What is asked — Go through the records and give each one again exactly.

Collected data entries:
┌────────

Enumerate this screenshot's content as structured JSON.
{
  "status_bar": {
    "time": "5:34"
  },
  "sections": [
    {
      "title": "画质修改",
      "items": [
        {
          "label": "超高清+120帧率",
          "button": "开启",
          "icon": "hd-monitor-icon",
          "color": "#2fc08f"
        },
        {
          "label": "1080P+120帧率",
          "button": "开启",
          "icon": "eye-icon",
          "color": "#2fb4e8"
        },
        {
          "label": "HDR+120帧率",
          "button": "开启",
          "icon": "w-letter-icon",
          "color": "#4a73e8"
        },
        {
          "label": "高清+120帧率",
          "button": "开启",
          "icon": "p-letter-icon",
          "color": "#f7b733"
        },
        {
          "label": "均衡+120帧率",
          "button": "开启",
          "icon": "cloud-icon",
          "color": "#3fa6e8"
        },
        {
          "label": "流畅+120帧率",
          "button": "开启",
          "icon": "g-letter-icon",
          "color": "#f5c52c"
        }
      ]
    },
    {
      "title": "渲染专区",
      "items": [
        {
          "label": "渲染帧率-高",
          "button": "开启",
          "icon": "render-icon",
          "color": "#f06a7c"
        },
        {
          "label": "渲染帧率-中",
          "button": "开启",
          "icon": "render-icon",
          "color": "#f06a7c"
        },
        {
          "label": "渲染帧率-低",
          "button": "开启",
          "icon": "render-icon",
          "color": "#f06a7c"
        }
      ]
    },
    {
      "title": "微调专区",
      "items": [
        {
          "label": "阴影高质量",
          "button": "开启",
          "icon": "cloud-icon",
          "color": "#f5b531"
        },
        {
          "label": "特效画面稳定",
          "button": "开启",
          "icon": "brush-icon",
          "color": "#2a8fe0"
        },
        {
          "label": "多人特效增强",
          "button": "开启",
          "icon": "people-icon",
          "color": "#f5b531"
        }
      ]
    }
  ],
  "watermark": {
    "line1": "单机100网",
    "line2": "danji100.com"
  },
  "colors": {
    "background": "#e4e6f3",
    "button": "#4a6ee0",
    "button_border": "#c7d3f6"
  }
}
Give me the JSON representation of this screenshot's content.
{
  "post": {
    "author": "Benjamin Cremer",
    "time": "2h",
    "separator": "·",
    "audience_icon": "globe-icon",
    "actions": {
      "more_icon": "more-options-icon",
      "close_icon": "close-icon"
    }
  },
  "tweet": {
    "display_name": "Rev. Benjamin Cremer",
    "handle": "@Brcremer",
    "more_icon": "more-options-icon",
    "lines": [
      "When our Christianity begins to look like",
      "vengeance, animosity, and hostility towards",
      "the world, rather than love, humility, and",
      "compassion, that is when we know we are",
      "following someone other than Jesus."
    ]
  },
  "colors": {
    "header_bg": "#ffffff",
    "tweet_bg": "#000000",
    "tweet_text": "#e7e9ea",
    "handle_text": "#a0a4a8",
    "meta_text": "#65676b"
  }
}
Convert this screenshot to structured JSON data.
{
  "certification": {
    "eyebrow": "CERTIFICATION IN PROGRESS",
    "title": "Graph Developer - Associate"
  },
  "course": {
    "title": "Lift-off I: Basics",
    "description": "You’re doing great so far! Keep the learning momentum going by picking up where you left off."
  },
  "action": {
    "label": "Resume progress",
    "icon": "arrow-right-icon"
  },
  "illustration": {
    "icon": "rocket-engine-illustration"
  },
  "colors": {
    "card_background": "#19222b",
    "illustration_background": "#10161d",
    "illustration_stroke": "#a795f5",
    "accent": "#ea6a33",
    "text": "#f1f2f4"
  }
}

└────────

Finished exercise —
Enumerate this screenshot's content as structured JSON.
{
  "status_bar": {
    "time": "5:34"
  },
  "sections": [
    {
      "title": "画质修改",
      "items": [
        {
          "label": "超高清+120帧率",
          "button": "开启",
          "icon": "hd-monitor-icon",
          "color": "#2fc08f"
        },
        {
          "label": "1080P+120帧率",
          "button": "开启",
          "icon": "eye-icon",
          "color": "#2fb4e8"
        },
        {
          "label": "HDR+120帧率",
          "button": "开启",
          "icon": "w-letter-icon",
          "color": "#4a73e8"
        },
        {
          "label": "高清+120帧率",
          "button": "开启",
          "icon": "p-letter-icon",
          "color": "#f7b733"
        },
        {
          "label": "均衡+120帧率",
          "button": "开启",
          "icon": "cloud-icon",
          "color": "#3fa6e8"
        },
        {
          "label": "流畅+120帧率",
          "button": "开启",
          "icon": "g-letter-icon",
          "color": "#f5c52c"
        }
      ]
    },
    {
      "title": "渲染专区",
      "items": [
        {
          "label": "渲染帧率-高",
          "button": "开启",
          "icon": "render-icon",
          "color": "#f06a7c"
        },
        {
          "label": "渲染帧率-中",
          "button": "开启",
          "icon": "render-icon",
          "color": "#f06a7c"
        },
        {
          "label": "渲染帧率-低",
          "button": "开启",
          "icon": "render-icon",
          "color": "#f06a7c"
        }
      ]
    },
    {
      "title": "微调专区",
      "items": [
        {
          "label": "阴影高质量",
          "button": "开启",
          "icon": "cloud-icon",
          "color": "#f5b531"
        },
        {
          "label": "特效画面稳定",
          "button": "开启",
          "icon": "brush-icon",
          "color": "#2a8fe0"
        },
        {
          "label": "多人特效增强",
          "button": "开启",
          "icon": "people-icon",
          "color": "#f5b531"
        }
      ]
    }
  ],
  "watermark": {
    "line1": "单机100网",
    "line2": "danji100.com"
  },
  "colors": {
    "background": "#e4e6f3",
    "button": "#4a6ee0",
    "button_border": "#c7d3f6"
  }
}
Give me the JSON representation of this screenshot's content.
{
  "post": {
    "author": "Benjamin Cremer",
    "time": "2h",
    "separator": "·",
    "audience_icon": "globe-icon",
    "actions": {
      "more_icon": "more-options-icon",
      "close_icon": "close-icon"
    }
  },
  "tweet": {
    "display_name": "Rev. Benjamin Cremer",
    "handle": "@Brcremer",
    "more_icon": "more-options-icon",
    "lines": [
      "When our Christianity begins to look like",
      "vengeance, animosity, and hostility towards",
      "the world, rather than love, humility, and",
      "compassion, that is when we know we are",
      "following someone other than Jesus."
    ]
  },
  "colors": {
    "header_bg": "#ffffff",
    "tweet_bg": "#000000",
    "tweet_text": "#e7e9ea",
    "handle_text": "#a0a4a8",
    "meta_text": "#65676b"
  }
}
Convert this screenshot to structured JSON data.
{
  "certification": {
    "eyebrow": "CERTIFICATION IN PROGRESS",
    "title": "Graph Developer - Associate"
  },
  "course": {
    "title": "Lift-off I: Basics",
    "description": "You’re doing great so far! Keep the learning momentum going by picking up where you left off."
  },
  "action": {
    "label": "Resume progress",
    "icon": "arrow-right-icon"
  },
  "illustration": {
    "icon": "rocket-engine-illustration"
  },
  "colors": {
    "card_background": "#19222b",
    "illustration_background": "#10161d",
    "illustration_stroke": "#a795f5",
    "accent": "#ea6a33",
    "text": "#f1f2f4"
  }
}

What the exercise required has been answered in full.